*What is asked:* Restate each of the lines below word for word and drop every picture.

*Material provided:*

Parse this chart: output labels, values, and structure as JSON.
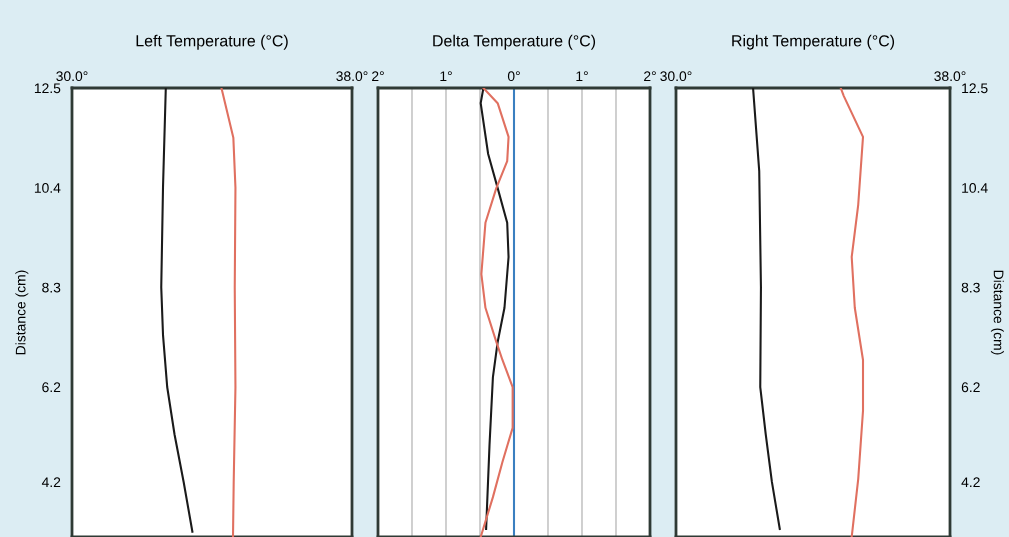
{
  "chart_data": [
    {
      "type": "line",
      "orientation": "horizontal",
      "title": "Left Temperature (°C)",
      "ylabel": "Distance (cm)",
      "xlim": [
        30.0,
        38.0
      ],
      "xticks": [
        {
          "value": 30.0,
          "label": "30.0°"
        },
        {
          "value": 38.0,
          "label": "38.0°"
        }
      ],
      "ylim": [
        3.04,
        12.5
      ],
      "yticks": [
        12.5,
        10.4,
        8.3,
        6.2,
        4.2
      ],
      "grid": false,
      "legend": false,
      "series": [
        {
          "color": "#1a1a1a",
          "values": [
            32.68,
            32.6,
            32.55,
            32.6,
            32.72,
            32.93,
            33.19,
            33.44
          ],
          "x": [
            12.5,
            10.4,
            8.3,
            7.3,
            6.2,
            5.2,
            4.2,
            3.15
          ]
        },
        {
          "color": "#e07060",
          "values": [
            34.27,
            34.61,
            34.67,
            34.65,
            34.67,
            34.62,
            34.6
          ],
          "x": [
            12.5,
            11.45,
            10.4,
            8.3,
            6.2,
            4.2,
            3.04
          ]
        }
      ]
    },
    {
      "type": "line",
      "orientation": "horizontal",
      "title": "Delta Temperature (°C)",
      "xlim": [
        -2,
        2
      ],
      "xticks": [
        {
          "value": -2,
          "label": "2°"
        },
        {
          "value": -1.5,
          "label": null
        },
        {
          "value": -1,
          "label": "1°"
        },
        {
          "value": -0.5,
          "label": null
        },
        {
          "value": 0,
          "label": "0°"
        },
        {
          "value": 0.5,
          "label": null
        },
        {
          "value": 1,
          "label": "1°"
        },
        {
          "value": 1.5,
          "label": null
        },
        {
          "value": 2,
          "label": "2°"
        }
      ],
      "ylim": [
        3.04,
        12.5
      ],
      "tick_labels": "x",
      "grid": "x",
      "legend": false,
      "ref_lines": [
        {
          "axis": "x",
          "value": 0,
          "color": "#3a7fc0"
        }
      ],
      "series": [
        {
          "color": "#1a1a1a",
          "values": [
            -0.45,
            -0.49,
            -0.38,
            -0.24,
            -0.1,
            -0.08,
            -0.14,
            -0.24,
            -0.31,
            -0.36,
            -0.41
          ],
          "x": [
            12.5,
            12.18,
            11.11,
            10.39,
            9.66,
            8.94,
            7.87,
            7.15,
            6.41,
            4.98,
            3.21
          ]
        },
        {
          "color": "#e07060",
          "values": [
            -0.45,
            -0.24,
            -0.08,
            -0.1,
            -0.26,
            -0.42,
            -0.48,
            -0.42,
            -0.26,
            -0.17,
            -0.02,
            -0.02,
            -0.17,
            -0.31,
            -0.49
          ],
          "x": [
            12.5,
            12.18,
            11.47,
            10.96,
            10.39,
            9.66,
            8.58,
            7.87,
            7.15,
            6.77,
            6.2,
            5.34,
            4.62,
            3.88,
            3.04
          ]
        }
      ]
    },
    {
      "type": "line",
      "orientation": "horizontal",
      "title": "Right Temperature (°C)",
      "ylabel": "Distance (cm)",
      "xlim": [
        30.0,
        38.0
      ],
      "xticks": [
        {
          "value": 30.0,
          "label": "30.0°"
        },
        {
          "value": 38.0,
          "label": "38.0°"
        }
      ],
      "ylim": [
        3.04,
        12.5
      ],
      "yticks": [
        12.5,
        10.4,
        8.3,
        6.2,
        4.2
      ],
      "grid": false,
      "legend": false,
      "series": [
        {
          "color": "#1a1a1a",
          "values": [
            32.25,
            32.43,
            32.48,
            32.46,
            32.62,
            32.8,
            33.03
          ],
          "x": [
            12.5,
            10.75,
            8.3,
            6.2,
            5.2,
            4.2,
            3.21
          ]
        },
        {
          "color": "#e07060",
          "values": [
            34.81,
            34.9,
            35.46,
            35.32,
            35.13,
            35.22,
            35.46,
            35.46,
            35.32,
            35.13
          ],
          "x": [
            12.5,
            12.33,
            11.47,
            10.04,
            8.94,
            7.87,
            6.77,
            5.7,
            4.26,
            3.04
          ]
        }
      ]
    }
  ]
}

*Solution to this task:*
Parse this chart: output labels, values, and structure as JSON.
{
  "chart_data": [
    {
      "type": "line",
      "orientation": "horizontal",
      "title": "Left Temperature (°C)",
      "ylabel": "Distance (cm)",
      "xlim": [
        30.0,
        38.0
      ],
      "xticks": [
        {
          "value": 30.0,
          "label": "30.0°"
        },
        {
          "value": 38.0,
          "label": "38.0°"
        }
      ],
      "ylim": [
        3.04,
        12.5
      ],
      "yticks": [
        12.5,
        10.4,
        8.3,
        6.2,
        4.2
      ],
      "grid": false,
      "legend": false,
      "series": [
        {
          "color": "#1a1a1a",
          "values": [
            32.68,
            32.6,
            32.55,
            32.6,
            32.72,
            32.93,
            33.19,
            33.44
          ],
          "x": [
            12.5,
            10.4,
            8.3,
            7.3,
            6.2,
            5.2,
            4.2,
            3.15
          ]
        },
        {
          "color": "#e07060",
          "values": [
            34.27,
            34.61,
            34.67,
            34.65,
            34.67,
            34.62,
            34.6
          ],
          "x": [
            12.5,
            11.45,
            10.4,
            8.3,
            6.2,
            4.2,
            3.04
          ]
        }
      ]
    },
    {
      "type": "line",
      "orientation": "horizontal",
      "title": "Delta Temperature (°C)",
      "xlim": [
        -2,
        2
      ],
      "xticks": [
        {
          "value": -2,
          "label": "2°"
        },
        {
          "value": -1.5,
          "label": null
        },
        {
          "value": -1,
          "label": "1°"
        },
        {
          "value": -0.5,
          "label": null
        },
        {
          "value": 0,
          "label": "0°"
        },
        {
          "value": 0.5,
          "label": null
        },
        {
          "value": 1,
          "label": "1°"
        },
        {
          "value": 1.5,
          "label": null
        },
        {
          "value": 2,
          "label": "2°"
        }
      ],
      "ylim": [
        3.04,
        12.5
      ],
      "tick_labels": "x",
      "grid": "x",
      "legend": false,
      "ref_lines": [
        {
          "axis": "x",
          "value": 0,
          "color": "#3a7fc0"
        }
      ],
      "series": [
        {
          "color": "#1a1a1a",
          "values": [
            -0.45,
            -0.49,
            -0.38,
            -0.24,
            -0.1,
            -0.08,
            -0.14,
            -0.24,
            -0.31,
            -0.36,
            -0.41
          ],
          "x": [
            12.5,
            12.18,
            11.11,
            10.39,
            9.66,
            8.94,
            7.87,
            7.15,
            6.41,
            4.98,
            3.21
          ]
        },
        {
          "color": "#e07060",
          "values": [
            -0.45,
            -0.24,
            -0.08,
            -0.1,
            -0.26,
            -0.42,
            -0.48,
            -0.42,
            -0.26,
            -0.17,
            -0.02,
            -0.02,
            -0.17,
            -0.31,
            -0.49
          ],
          "x": [
            12.5,
            12.18,
            11.47,
            10.96,
            10.39,
            9.66,
            8.58,
            7.87,
            7.15,
            6.77,
            6.2,
            5.34,
            4.62,
            3.88,
            3.04
          ]
        }
      ]
    },
    {
      "type": "line",
      "orientation": "horizontal",
      "title": "Right Temperature (°C)",
      "ylabel": "Distance (cm)",
      "xlim": [
        30.0,
        38.0
      ],
      "xticks": [
        {
          "value": 30.0,
          "label": "30.0°"
        },
        {
          "value": 38.0,
          "label": "38.0°"
        }
      ],
      "ylim": [
        3.04,
        12.5
      ],
      "yticks": [
        12.5,
        10.4,
        8.3,
        6.2,
        4.2
      ],
      "grid": false,
      "legend": false,
      "series": [
        {
          "color": "#1a1a1a",
          "values": [
            32.25,
            32.43,
            32.48,
            32.46,
            32.62,
            32.8,
            33.03
          ],
          "x": [
            12.5,
            10.75,
            8.3,
            6.2,
            5.2,
            4.2,
            3.21
          ]
        },
        {
          "color": "#e07060",
          "values": [
            34.81,
            34.9,
            35.46,
            35.32,
            35.13,
            35.22,
            35.46,
            35.46,
            35.32,
            35.13
          ],
          "x": [
            12.5,
            12.33,
            11.47,
            10.04,
            8.94,
            7.87,
            6.77,
            5.7,
            4.26,
            3.04
          ]
        }
      ]
    }
  ]
}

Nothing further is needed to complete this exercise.